For starters, the Joes in the devkit were largely inaccurate to their official counterparts. Hitboxes were off; animations were incomplete; attack patterns were varying degrees of completely off the mark. I was willing to allow for some discrepancies, given the aforementioned variations from game to game, but I at least wanted the regular Sniper Joe to fire the right style of projectile. I started cross-referencing the official games to make sure my Joes sufficiently resembled the ones that drove me to make this game in the first place.

Working on the Sniper Joe from the original Mega Man was an educational experience, as it was probably the first time I needed to do any real programming. This particular enemy is renowned for being obnoxiously unpredictable, but after careful observation, I discovered a sort of elegance in its randomization. The number of shots he fires depends on his relative position to the player—positioned above, he'll only fire one shot; anywhere else, it's 1-4 shots. He jumps at random, but never more than twice in a row. The time he hides behind his shield varies, but the timer resets every time you hit his shield—in other words, he won't start firing until you stop. I did actual research, not just code scavenging, to figure out how to emulate this behavior. While the Sniper Joe in OH JOES! is not wholly accurate—I made a few deliberate changes that hopefully preserve the general behavior while toning down the annoyance factor somewhat—I was proud of my accomplishment.

◆ Work to complete ◆
**1.** According to the Sniper Joe text, how many shots does the original Mega Man Sniper Joe fire when it is positioned above the player?
**2.** From the Sniper Joe text, list every way the Joes in the devkit were inaccurate to their official counterparts.
**3.** Translate this sentence from the Sniper Joe text into Spanish: "He jumps at random, but never more than twice in a row."

◆ Data rows ◆
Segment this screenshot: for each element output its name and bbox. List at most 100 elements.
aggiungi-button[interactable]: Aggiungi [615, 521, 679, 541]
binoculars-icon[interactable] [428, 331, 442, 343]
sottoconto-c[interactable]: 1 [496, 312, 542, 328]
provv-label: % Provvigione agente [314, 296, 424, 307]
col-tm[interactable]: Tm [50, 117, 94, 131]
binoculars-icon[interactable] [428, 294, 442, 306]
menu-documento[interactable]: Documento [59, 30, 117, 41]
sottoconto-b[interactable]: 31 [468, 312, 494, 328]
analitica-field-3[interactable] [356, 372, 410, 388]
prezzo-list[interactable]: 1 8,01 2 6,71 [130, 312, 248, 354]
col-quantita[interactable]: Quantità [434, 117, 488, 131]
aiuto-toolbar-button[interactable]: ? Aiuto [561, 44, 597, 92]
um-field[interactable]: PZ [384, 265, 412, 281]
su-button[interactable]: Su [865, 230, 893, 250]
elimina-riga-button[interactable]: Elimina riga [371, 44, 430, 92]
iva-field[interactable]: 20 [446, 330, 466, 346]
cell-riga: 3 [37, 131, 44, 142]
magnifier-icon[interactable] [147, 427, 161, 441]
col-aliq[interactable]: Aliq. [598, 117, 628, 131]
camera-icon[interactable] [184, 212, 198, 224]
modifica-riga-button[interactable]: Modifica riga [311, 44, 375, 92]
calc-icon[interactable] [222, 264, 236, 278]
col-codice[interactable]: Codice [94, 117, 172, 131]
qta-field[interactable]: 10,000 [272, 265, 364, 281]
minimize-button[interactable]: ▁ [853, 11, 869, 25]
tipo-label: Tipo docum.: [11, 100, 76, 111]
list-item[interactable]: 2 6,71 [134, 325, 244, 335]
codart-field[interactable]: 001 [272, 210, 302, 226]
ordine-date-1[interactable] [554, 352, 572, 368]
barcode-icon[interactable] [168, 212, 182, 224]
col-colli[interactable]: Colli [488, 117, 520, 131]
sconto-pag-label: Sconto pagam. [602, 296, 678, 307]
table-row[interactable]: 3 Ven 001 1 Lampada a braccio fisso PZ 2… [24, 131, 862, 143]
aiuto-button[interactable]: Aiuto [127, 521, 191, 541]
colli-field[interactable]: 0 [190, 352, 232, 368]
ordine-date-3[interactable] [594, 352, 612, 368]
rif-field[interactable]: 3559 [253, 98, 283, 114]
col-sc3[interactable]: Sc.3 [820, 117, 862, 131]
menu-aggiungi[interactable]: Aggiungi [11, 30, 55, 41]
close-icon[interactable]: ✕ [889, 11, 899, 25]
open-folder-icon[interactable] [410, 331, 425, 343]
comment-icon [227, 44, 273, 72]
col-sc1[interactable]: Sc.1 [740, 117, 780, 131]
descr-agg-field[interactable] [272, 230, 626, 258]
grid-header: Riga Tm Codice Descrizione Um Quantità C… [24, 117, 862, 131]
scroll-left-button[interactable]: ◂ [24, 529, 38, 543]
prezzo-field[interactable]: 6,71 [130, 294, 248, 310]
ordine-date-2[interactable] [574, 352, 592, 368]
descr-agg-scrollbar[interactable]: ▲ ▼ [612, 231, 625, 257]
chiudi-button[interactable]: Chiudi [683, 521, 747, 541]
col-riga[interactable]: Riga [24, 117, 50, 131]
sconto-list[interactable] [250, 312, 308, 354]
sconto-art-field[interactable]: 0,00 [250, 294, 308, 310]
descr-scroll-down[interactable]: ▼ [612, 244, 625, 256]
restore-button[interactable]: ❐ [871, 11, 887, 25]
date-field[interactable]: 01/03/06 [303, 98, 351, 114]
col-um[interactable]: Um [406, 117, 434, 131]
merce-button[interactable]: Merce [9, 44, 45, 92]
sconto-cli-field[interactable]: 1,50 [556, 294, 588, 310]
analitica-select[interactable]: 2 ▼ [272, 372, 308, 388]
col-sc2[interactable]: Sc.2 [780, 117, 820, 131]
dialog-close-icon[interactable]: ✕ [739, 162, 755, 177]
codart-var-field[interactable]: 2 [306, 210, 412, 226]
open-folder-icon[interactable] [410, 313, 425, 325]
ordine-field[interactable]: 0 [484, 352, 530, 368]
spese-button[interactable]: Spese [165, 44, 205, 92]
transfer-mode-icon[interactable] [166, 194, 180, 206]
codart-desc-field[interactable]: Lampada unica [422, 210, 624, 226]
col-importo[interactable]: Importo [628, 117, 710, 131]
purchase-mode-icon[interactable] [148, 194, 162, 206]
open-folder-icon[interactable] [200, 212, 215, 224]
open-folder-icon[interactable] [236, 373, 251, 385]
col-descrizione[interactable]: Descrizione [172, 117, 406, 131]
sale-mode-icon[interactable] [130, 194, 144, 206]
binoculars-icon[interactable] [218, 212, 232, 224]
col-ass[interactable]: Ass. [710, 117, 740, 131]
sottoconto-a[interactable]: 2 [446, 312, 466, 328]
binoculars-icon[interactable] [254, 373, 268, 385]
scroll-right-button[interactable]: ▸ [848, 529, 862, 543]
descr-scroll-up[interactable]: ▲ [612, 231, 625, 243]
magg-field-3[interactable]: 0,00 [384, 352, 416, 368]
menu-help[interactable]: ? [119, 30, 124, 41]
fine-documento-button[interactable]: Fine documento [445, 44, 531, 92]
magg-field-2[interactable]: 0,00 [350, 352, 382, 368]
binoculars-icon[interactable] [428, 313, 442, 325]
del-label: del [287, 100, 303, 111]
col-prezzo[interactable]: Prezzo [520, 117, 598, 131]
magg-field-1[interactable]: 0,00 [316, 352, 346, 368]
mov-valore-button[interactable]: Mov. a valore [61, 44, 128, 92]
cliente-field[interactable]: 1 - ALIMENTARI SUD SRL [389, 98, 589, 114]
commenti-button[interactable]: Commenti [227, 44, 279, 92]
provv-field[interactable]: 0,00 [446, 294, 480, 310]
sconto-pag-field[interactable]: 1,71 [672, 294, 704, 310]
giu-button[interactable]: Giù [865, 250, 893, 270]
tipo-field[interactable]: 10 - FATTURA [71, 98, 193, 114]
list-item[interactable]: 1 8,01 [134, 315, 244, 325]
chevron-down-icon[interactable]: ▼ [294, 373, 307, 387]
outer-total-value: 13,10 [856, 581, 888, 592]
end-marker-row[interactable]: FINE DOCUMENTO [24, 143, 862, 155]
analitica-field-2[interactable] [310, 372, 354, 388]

◆ Results by task ◆
**1.** Only one shot.

**2.**
- Hitboxes were off.
- Animations were incomplete.
- Attack patterns were varying degrees of completely off the mark.

**3.** Salta al azar, pero nunca más de dos veces seguidas.